[Dataset items]
*-*-*

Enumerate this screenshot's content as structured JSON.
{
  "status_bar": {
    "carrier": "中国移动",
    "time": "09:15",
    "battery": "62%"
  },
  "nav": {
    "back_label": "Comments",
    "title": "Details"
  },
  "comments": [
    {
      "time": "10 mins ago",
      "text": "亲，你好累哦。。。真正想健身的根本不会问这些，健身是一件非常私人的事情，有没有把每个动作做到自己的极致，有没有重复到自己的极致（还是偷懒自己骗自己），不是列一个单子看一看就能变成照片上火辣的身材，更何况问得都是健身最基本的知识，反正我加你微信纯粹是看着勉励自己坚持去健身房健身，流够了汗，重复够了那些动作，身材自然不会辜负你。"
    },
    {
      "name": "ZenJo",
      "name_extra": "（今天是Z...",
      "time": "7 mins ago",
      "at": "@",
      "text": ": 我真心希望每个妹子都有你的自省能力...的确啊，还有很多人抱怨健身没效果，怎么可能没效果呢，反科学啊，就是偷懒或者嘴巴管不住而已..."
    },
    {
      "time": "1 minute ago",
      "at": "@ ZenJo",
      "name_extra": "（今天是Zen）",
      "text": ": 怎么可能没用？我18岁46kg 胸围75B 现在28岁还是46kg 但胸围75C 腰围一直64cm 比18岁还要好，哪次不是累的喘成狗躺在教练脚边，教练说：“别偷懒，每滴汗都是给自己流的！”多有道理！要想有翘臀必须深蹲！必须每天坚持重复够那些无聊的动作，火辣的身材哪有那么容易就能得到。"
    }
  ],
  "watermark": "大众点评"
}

*-*-*

> Problem statement:
From the listing above, collect each line in which the string "time" appears.

> Response below:
    "time": "09:15",
      "time": "10 mins ago",
      "time": "7 mins ago",
      "time": "1 minute ago",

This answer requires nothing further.